Stored entries

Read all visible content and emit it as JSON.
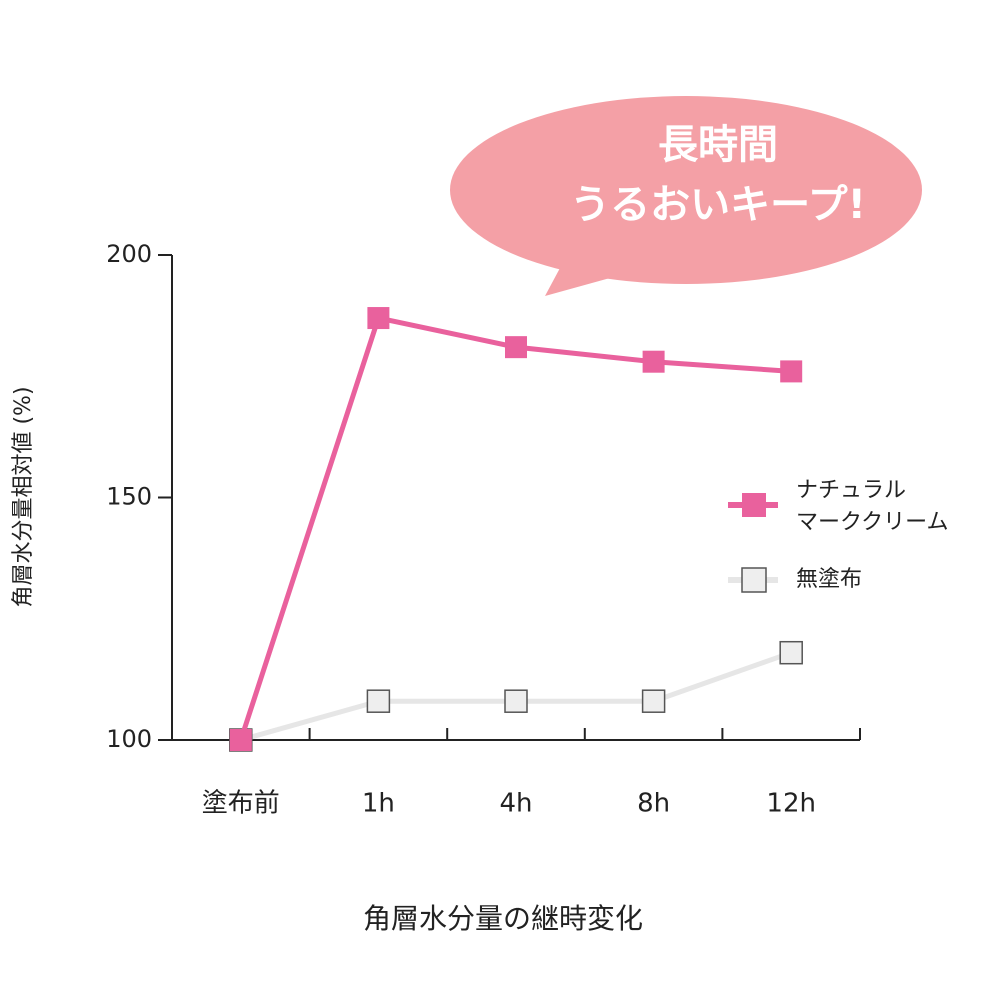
{
  "chart_data": {
    "type": "line",
    "annotations": [
      "長時間",
      "うるおいキープ!"
    ],
    "y_label": "角層水分量相対値 (%)",
    "x_label": "角層水分量の継時変化",
    "categories": [
      "塗布前",
      "1h",
      "4h",
      "8h",
      "12h"
    ],
    "series": [
      {
        "name": "ナチュラル\nマーククリーム",
        "color": "#e9619d",
        "values": [
          100,
          187,
          181,
          178,
          176
        ]
      },
      {
        "name": "無塗布",
        "color": "#e6e6e6",
        "values": [
          100,
          108,
          108,
          108,
          118
        ]
      }
    ],
    "ylim": [
      100,
      200
    ],
    "yticks": [
      100,
      150,
      200
    ]
  }
}
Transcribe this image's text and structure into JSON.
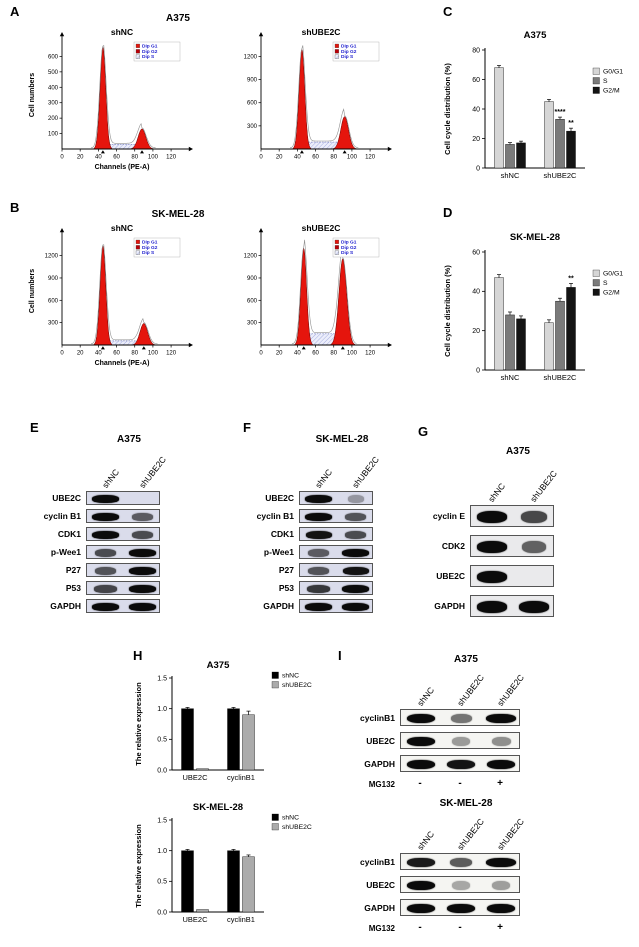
{
  "panelA": {
    "label": "A",
    "title": "A375",
    "ylabel": "Cell numbers",
    "xlabel": "Channels (PE-A)",
    "legend": {
      "g1": "Dip G1",
      "g2": "Dip G2",
      "s": "Dip S"
    },
    "plots": [
      {
        "title": "shNC",
        "yticks": [
          100,
          200,
          300,
          400,
          500,
          600
        ],
        "ymax": 700,
        "xticks": [
          0,
          20,
          40,
          60,
          80,
          100,
          120
        ],
        "xmax": 132,
        "g1x": 45,
        "g1h": 660,
        "g2x": 88,
        "g2h": 130,
        "sh": 30
      },
      {
        "title": "shUBE2C",
        "yticks": [
          300,
          600,
          900,
          1200
        ],
        "ymax": 1400,
        "xticks": [
          0,
          20,
          40,
          60,
          80,
          100,
          120
        ],
        "xmax": 132,
        "g1x": 45,
        "g1h": 1290,
        "g2x": 92,
        "g2h": 420,
        "sh": 90
      }
    ]
  },
  "panelB": {
    "label": "B",
    "title": "SK-MEL-28",
    "ylabel": "Cell numbers",
    "xlabel": "Channels (PE-A)",
    "legend": {
      "g1": "Dip G1",
      "g2": "Dip G2",
      "s": "Dip S"
    },
    "plots": [
      {
        "title": "shNC",
        "yticks": [
          300,
          600,
          900,
          1200
        ],
        "ymax": 1450,
        "xticks": [
          0,
          20,
          40,
          60,
          80,
          100,
          120
        ],
        "xmax": 132,
        "g1x": 45,
        "g1h": 1330,
        "g2x": 90,
        "g2h": 290,
        "sh": 55
      },
      {
        "title": "shUBE2C",
        "yticks": [
          300,
          600,
          900,
          1200
        ],
        "ymax": 1450,
        "xticks": [
          0,
          20,
          40,
          60,
          80,
          100,
          120
        ],
        "xmax": 132,
        "g1x": 47,
        "g1h": 1300,
        "g2x": 90,
        "g2h": 1160,
        "sh": 150
      }
    ]
  },
  "chartC": {
    "panel_label": "C",
    "type": "bar",
    "title": "A375",
    "ylabel": "Cell cycle distribution (%)",
    "ylim": [
      0,
      80
    ],
    "yticks": [
      "0",
      "20",
      "40",
      "60",
      "80"
    ],
    "categories": [
      "shNC",
      "shUBE2C"
    ],
    "series": [
      {
        "name": "G0/G1",
        "color": "#d6d6d6",
        "values": [
          68,
          45
        ],
        "errors": [
          1.5,
          1.5
        ]
      },
      {
        "name": "S",
        "color": "#7a7a7a",
        "values": [
          16,
          33
        ],
        "errors": [
          1.2,
          1.5
        ]
      },
      {
        "name": "G2/M",
        "color": "#141414",
        "values": [
          17,
          25
        ],
        "errors": [
          1.2,
          2
        ]
      }
    ],
    "annotations": [
      {
        "cat": 1,
        "series": 1,
        "text": "****"
      },
      {
        "cat": 1,
        "series": 2,
        "text": "**"
      }
    ]
  },
  "chartD": {
    "panel_label": "D",
    "type": "bar",
    "title": "SK-MEL-28",
    "ylabel": "Cell cycle distribution (%)",
    "ylim": [
      0,
      60
    ],
    "yticks": [
      "0",
      "20",
      "40",
      "60"
    ],
    "categories": [
      "shNC",
      "shUBE2C"
    ],
    "series": [
      {
        "name": "G0/G1",
        "color": "#d6d6d6",
        "values": [
          47,
          24
        ],
        "errors": [
          1.5,
          1.5
        ]
      },
      {
        "name": "S",
        "color": "#7a7a7a",
        "values": [
          28,
          35
        ],
        "errors": [
          1.5,
          1.5
        ]
      },
      {
        "name": "G2/M",
        "color": "#141414",
        "values": [
          26,
          42
        ],
        "errors": [
          1.5,
          2
        ]
      }
    ],
    "annotations": [
      {
        "cat": 1,
        "series": 2,
        "text": "**"
      }
    ]
  },
  "panelE": {
    "label": "E",
    "title": "A375",
    "col_labels": [
      "shNC",
      "shUBE2C"
    ],
    "rows": [
      {
        "label": "UBE2C",
        "bands": [
          1,
          0
        ]
      },
      {
        "label": "cyclin B1",
        "bands": [
          1,
          0.45
        ]
      },
      {
        "label": "CDK1",
        "bands": [
          1,
          0.55
        ]
      },
      {
        "label": "p-Wee1",
        "bands": [
          0.55,
          1
        ]
      },
      {
        "label": "P27",
        "bands": [
          0.5,
          1
        ]
      },
      {
        "label": "P53",
        "bands": [
          0.6,
          1
        ]
      },
      {
        "label": "GAPDH",
        "bands": [
          1,
          1
        ]
      }
    ]
  },
  "panelF": {
    "label": "F",
    "title": "SK-MEL-28",
    "col_labels": [
      "shNC",
      "shUBE2C"
    ],
    "rows": [
      {
        "label": "UBE2C",
        "bands": [
          1,
          0.05
        ]
      },
      {
        "label": "cyclin B1",
        "bands": [
          1,
          0.5
        ]
      },
      {
        "label": "CDK1",
        "bands": [
          0.95,
          0.55
        ]
      },
      {
        "label": "p-Wee1",
        "bands": [
          0.45,
          1
        ]
      },
      {
        "label": "P27",
        "bands": [
          0.5,
          0.95
        ]
      },
      {
        "label": "P53",
        "bands": [
          0.7,
          1
        ]
      },
      {
        "label": "GAPDH",
        "bands": [
          1,
          1
        ]
      }
    ]
  },
  "panelG": {
    "label": "G",
    "title": "A375",
    "col_labels": [
      "shNC",
      "shUBE2C"
    ],
    "rows": [
      {
        "label": "cyclin E",
        "bands": [
          1,
          0.6
        ]
      },
      {
        "label": "CDK2",
        "bands": [
          1,
          0.45
        ]
      },
      {
        "label": "UBE2C",
        "bands": [
          1,
          0
        ]
      },
      {
        "label": "GAPDH",
        "bands": [
          1,
          1
        ]
      }
    ]
  },
  "panelH": {
    "label": "H",
    "charts": [
      {
        "type": "bar",
        "title": "A375",
        "ylabel": "The relative expression",
        "ylim": [
          0,
          1.5
        ],
        "yticks": [
          "0.0",
          "0.5",
          "1.0",
          "1.5"
        ],
        "categories": [
          "UBE2C",
          "cyclinB1"
        ],
        "series": [
          {
            "name": "shNC",
            "color": "#000000",
            "values": [
              1.0,
              1.0
            ],
            "errors": [
              0.02,
              0.02
            ]
          },
          {
            "name": "shUBE2C",
            "color": "#ababab",
            "values": [
              0.02,
              0.9
            ],
            "errors": [
              0.01,
              0.06
            ]
          }
        ]
      },
      {
        "type": "bar",
        "title": "SK-MEL-28",
        "ylabel": "The relative expression",
        "ylim": [
          0,
          1.5
        ],
        "yticks": [
          "0.0",
          "0.5",
          "1.0",
          "1.5"
        ],
        "categories": [
          "UBE2C",
          "cyclinB1"
        ],
        "series": [
          {
            "name": "shNC",
            "color": "#000000",
            "values": [
              1.0,
              1.0
            ],
            "errors": [
              0.02,
              0.02
            ]
          },
          {
            "name": "shUBE2C",
            "color": "#ababab",
            "values": [
              0.04,
              0.9
            ],
            "errors": [
              0.01,
              0.03
            ]
          }
        ]
      }
    ]
  },
  "panelI": {
    "label": "I",
    "groups": [
      {
        "title": "A375",
        "col_labels": [
          "shNC",
          "shUBE2C",
          "shUBE2C"
        ],
        "rows": [
          {
            "label": "cyclinB1",
            "bands": [
              1,
              0.35,
              1.05
            ]
          },
          {
            "label": "UBE2C",
            "bands": [
              1,
              0.12,
              0.18
            ]
          },
          {
            "label": "GAPDH",
            "bands": [
              1,
              0.95,
              1
            ]
          }
        ],
        "treatment_label": "MG132",
        "treatment": [
          "-",
          "-",
          "+"
        ]
      },
      {
        "title": "SK-MEL-28",
        "col_labels": [
          "shNC",
          "shUBE2C",
          "shUBE2C"
        ],
        "rows": [
          {
            "label": "cyclinB1",
            "bands": [
              0.9,
              0.5,
              1.1
            ]
          },
          {
            "label": "UBE2C",
            "bands": [
              1,
              0.05,
              0.1
            ]
          },
          {
            "label": "GAPDH",
            "bands": [
              1,
              1,
              1
            ]
          }
        ],
        "treatment_label": "MG132",
        "treatment": [
          "-",
          "-",
          "+"
        ]
      }
    ]
  }
}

— EXERCISE BRIEF —
Pick out, from the lines above, every one that contains the string "JSON".

— EXERCISE ANSWER —
Read all visible content and emit it as JSON.
Transcribe this image's text and structure into JSON.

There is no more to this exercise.